Given problem: Return an exact copy of the lines from the one holding "Type out the text in this image." to the end of the data, including both the starting and final lines. Leave the pictures out.

++++ Excerpted data ++++

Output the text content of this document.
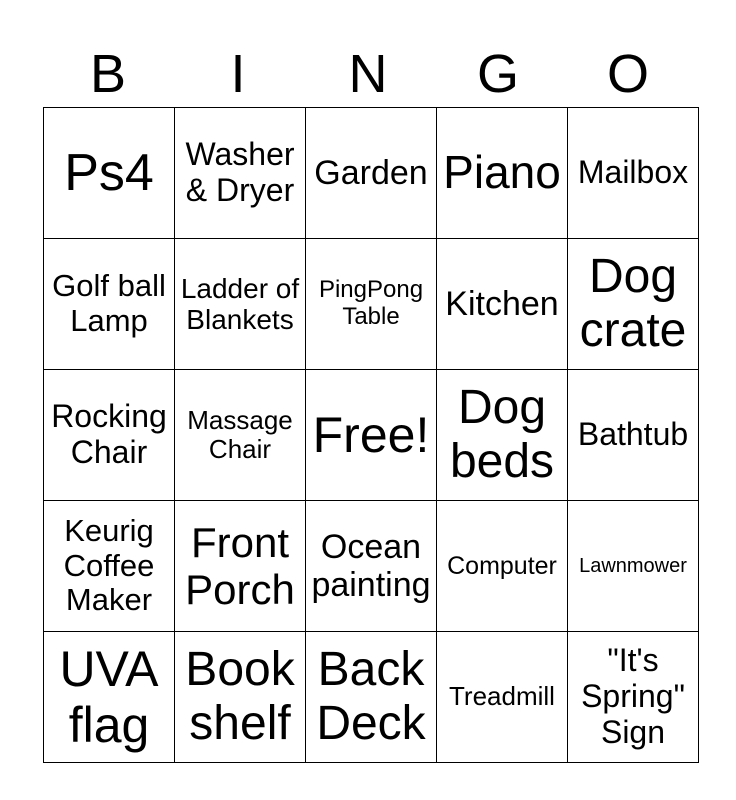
B	I	N	G	O
Ps4	Washer & Dryer	Garden	Piano	Mailbox
Golf ball Lamp	Ladder of Blankets	PingPong Table	Kitchen	Dog crate
Rocking Chair	Massage Chair	Free!	Dog beds	Bathtub
Keurig Coffee Maker	Front Porch	Ocean painting	Computer	Lawnmower
UVA flag	Book shelf	Back Deck	Treadmill	"It's Spring" Sign
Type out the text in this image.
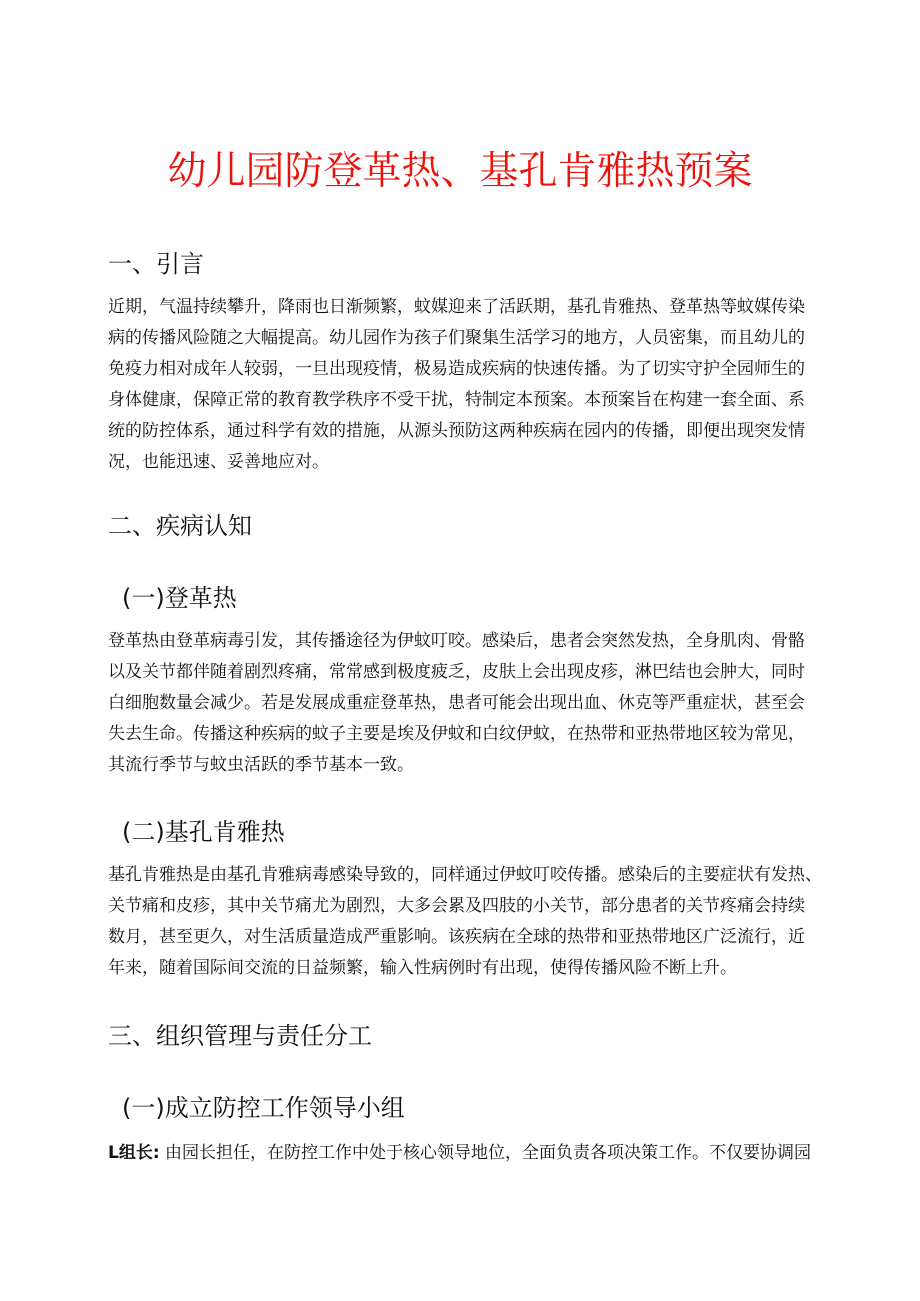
幼儿园防登革热、基孔肯雅热预案
一、引言
近期，气温持续攀升，降雨也日渐频繁，蚊媒迎来了活跃期，基孔肯雅热、登革热等蚊媒传染
病的传播风险随之大幅提高。幼儿园作为孩子们聚集生活学习的地方，人员密集，而且幼儿的
免疫力相对成年人较弱，一旦出现疫情，极易造成疾病的快速传播。为了切实守护全园师生的
身体健康，保障正常的教育教学秩序不受干扰，特制定本预案。本预案旨在构建一套全面、系
统的防控体系，通过科学有效的措施，从源头预防这两种疾病在园内的传播，即便出现突发情
况，也能迅速、妥善地应对。
二、疾病认知
(一)登革热
登革热由登革病毒引发，其传播途径为伊蚊叮咬。感染后，患者会突然发热，全身肌肉、骨骼
以及关节都伴随着剧烈疼痛，常常感到极度疲乏，皮肤上会出现皮疹，淋巴结也会肿大，同时
白细胞数量会减少。若是发展成重症登革热，患者可能会出现出血、休克等严重症状，甚至会
失去生命。传播这种疾病的蚊子主要是埃及伊蚊和白纹伊蚊，在热带和亚热带地区较为常见，
其流行季节与蚊虫活跃的季节基本一致。
(二)基孔肯雅热
基孔肯雅热是由基孔肯雅病毒感染导致的，同样通过伊蚊叮咬传播。感染后的主要症状有发热、
关节痛和皮疹，其中关节痛尤为剧烈，大多会累及四肢的小关节，部分患者的关节疼痛会持续
数月，甚至更久，对生活质量造成严重影响。该疾病在全球的热带和亚热带地区广泛流行，近
年来，随着国际间交流的日益频繁，输入性病例时有出现，使得传播风险不断上升。
三、组织管理与责任分工
(一)成立防控工作领导小组
L组长: 由园长担任，在防控工作中处于核心领导地位，全面负责各项决策工作。不仅要协调园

++++

In response:
Type out the text in this image.
幼儿园防登革热、基孔肯雅热预案
一、引言
近期，气温持续攀升，降雨也日渐频繁，蚊媒迎来了活跃期，基孔肯雅热、登革热等蚊媒传染
病的传播风险随之大幅提高。幼儿园作为孩子们聚集生活学习的地方，人员密集，而且幼儿的
免疫力相对成年人较弱，一旦出现疫情，极易造成疾病的快速传播。为了切实守护全园师生的
身体健康，保障正常的教育教学秩序不受干扰，特制定本预案。本预案旨在构建一套全面、系
统的防控体系，通过科学有效的措施，从源头预防这两种疾病在园内的传播，即便出现突发情
况，也能迅速、妥善地应对。
二、疾病认知
(一)登革热
登革热由登革病毒引发，其传播途径为伊蚊叮咬。感染后，患者会突然发热，全身肌肉、骨骼
以及关节都伴随着剧烈疼痛，常常感到极度疲乏，皮肤上会出现皮疹，淋巴结也会肿大，同时
白细胞数量会减少。若是发展成重症登革热，患者可能会出现出血、休克等严重症状，甚至会
失去生命。传播这种疾病的蚊子主要是埃及伊蚊和白纹伊蚊，在热带和亚热带地区较为常见，
其流行季节与蚊虫活跃的季节基本一致。
(二)基孔肯雅热
基孔肯雅热是由基孔肯雅病毒感染导致的，同样通过伊蚊叮咬传播。感染后的主要症状有发热、
关节痛和皮疹，其中关节痛尤为剧烈，大多会累及四肢的小关节，部分患者的关节疼痛会持续
数月，甚至更久，对生活质量造成严重影响。该疾病在全球的热带和亚热带地区广泛流行，近
年来，随着国际间交流的日益频繁，输入性病例时有出现，使得传播风险不断上升。
三、组织管理与责任分工
(一)成立防控工作领导小组
L组长: 由园长担任，在防控工作中处于核心领导地位，全面负责各项决策工作。不仅要协调园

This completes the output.